- **RECORDED INFORMATION**
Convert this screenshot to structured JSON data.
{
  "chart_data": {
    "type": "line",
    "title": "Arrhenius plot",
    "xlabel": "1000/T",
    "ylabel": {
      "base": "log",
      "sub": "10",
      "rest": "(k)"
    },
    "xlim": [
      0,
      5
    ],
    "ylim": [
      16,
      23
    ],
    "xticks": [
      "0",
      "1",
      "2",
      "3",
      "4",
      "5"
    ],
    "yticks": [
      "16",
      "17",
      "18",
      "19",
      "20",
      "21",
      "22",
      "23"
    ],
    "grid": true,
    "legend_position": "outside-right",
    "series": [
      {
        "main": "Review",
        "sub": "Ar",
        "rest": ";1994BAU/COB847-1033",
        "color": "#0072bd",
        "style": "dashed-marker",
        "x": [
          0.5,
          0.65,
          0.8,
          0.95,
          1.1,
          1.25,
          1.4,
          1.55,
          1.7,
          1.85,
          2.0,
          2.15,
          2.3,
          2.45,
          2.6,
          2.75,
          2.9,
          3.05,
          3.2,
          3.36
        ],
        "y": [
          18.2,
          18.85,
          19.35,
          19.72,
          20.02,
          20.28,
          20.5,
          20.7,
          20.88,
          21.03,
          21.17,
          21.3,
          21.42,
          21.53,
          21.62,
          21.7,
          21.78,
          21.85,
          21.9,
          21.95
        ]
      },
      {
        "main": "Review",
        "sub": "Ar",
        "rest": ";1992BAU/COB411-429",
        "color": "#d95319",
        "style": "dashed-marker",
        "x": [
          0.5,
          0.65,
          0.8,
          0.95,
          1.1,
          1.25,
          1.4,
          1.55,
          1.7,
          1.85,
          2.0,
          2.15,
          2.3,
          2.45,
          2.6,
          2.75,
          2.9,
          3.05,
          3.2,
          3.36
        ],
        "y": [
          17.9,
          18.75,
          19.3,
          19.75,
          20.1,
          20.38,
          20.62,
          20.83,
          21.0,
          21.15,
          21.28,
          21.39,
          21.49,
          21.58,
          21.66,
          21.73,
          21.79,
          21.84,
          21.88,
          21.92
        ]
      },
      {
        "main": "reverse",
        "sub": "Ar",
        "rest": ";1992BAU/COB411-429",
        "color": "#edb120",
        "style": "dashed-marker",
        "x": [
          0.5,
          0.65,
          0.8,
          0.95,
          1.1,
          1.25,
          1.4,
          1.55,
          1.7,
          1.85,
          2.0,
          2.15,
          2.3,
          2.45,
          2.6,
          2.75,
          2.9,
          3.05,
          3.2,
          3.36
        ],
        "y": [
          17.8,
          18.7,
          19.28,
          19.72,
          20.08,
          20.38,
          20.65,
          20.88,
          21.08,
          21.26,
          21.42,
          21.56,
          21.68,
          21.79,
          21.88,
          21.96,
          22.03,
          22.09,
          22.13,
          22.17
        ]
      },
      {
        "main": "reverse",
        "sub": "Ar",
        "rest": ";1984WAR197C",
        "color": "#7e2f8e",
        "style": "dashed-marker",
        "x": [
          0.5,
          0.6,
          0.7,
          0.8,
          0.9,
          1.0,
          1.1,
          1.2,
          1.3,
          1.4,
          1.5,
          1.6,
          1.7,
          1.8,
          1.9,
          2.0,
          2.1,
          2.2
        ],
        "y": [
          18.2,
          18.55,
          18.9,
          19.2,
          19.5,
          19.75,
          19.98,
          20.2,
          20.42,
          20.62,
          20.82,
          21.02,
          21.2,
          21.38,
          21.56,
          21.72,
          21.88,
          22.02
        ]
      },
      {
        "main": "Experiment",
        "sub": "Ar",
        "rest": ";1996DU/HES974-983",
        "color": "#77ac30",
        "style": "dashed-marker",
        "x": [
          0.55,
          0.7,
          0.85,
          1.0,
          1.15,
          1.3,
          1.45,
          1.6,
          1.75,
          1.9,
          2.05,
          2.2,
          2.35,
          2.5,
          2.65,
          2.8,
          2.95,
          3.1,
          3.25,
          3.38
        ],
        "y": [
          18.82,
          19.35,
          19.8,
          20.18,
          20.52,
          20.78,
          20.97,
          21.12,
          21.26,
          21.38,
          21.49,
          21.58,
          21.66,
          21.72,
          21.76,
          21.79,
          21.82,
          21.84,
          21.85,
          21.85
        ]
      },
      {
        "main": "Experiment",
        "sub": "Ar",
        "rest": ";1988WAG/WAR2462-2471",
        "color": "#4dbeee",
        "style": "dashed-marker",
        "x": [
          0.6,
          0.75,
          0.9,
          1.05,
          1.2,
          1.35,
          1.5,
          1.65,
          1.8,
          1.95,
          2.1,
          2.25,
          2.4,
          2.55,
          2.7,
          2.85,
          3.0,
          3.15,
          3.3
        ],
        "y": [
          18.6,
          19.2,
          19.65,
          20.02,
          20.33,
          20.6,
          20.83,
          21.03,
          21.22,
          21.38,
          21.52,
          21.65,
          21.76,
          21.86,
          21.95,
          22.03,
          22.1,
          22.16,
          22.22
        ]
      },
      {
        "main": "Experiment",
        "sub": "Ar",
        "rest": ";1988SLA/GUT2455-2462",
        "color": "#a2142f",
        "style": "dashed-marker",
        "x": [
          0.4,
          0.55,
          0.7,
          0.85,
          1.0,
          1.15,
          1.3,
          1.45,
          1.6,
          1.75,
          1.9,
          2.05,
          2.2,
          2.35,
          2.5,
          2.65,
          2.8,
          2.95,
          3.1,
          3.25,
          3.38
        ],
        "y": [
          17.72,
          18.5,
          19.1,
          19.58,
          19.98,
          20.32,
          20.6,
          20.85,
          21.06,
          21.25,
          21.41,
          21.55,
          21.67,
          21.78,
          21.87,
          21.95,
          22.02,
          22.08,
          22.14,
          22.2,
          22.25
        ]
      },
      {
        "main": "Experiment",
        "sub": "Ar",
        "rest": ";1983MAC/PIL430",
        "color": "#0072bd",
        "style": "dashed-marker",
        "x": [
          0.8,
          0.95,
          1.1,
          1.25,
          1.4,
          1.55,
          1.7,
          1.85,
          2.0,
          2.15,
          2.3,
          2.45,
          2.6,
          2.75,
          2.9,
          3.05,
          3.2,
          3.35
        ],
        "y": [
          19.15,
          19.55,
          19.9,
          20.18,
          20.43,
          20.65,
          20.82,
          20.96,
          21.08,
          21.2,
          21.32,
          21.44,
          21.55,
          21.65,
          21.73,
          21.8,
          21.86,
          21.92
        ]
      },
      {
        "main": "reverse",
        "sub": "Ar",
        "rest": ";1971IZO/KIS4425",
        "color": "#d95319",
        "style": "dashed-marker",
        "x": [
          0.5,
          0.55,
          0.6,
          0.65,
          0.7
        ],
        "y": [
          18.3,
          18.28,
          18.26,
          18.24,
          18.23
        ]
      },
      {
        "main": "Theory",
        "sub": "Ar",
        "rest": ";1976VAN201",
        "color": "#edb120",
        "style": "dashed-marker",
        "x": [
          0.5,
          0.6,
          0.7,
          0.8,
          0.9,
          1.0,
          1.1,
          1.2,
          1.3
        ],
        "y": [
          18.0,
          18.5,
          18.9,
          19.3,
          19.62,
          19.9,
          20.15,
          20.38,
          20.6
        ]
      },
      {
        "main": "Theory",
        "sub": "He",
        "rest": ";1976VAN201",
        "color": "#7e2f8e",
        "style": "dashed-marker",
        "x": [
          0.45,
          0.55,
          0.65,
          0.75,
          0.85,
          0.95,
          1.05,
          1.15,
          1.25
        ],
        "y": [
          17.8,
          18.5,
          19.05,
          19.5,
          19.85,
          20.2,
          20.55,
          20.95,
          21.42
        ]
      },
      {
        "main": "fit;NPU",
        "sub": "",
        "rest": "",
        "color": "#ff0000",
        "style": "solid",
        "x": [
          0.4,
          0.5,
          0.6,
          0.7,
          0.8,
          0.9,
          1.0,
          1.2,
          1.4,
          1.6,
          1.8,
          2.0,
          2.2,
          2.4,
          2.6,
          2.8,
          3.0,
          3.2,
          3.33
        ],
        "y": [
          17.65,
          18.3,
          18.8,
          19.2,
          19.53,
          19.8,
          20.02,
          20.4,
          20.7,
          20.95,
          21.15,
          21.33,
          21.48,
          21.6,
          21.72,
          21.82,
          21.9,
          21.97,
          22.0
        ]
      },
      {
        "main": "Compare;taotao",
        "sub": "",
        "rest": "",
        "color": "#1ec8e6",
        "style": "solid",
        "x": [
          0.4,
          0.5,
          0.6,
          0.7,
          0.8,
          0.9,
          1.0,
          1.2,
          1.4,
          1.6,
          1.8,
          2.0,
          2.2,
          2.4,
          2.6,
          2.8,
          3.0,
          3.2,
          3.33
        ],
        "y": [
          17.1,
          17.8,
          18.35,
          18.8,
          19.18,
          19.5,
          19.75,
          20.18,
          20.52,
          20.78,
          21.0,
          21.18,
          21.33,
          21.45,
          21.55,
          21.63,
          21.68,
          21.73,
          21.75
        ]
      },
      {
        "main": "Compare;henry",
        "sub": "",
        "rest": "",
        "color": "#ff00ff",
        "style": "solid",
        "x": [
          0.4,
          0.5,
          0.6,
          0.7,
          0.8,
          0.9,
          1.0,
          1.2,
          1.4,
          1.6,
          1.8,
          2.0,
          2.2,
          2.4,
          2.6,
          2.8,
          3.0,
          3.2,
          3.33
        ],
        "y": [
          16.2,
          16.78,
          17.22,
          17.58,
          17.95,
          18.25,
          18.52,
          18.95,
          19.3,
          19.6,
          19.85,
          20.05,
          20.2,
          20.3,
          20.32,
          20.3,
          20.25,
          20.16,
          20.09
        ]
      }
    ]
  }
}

- **WORK TO COMPLETE**
How many lines in these entries contain the string "Compare"? State the number and nothing more.

- **ANSWER TO THE PROBLEM**
2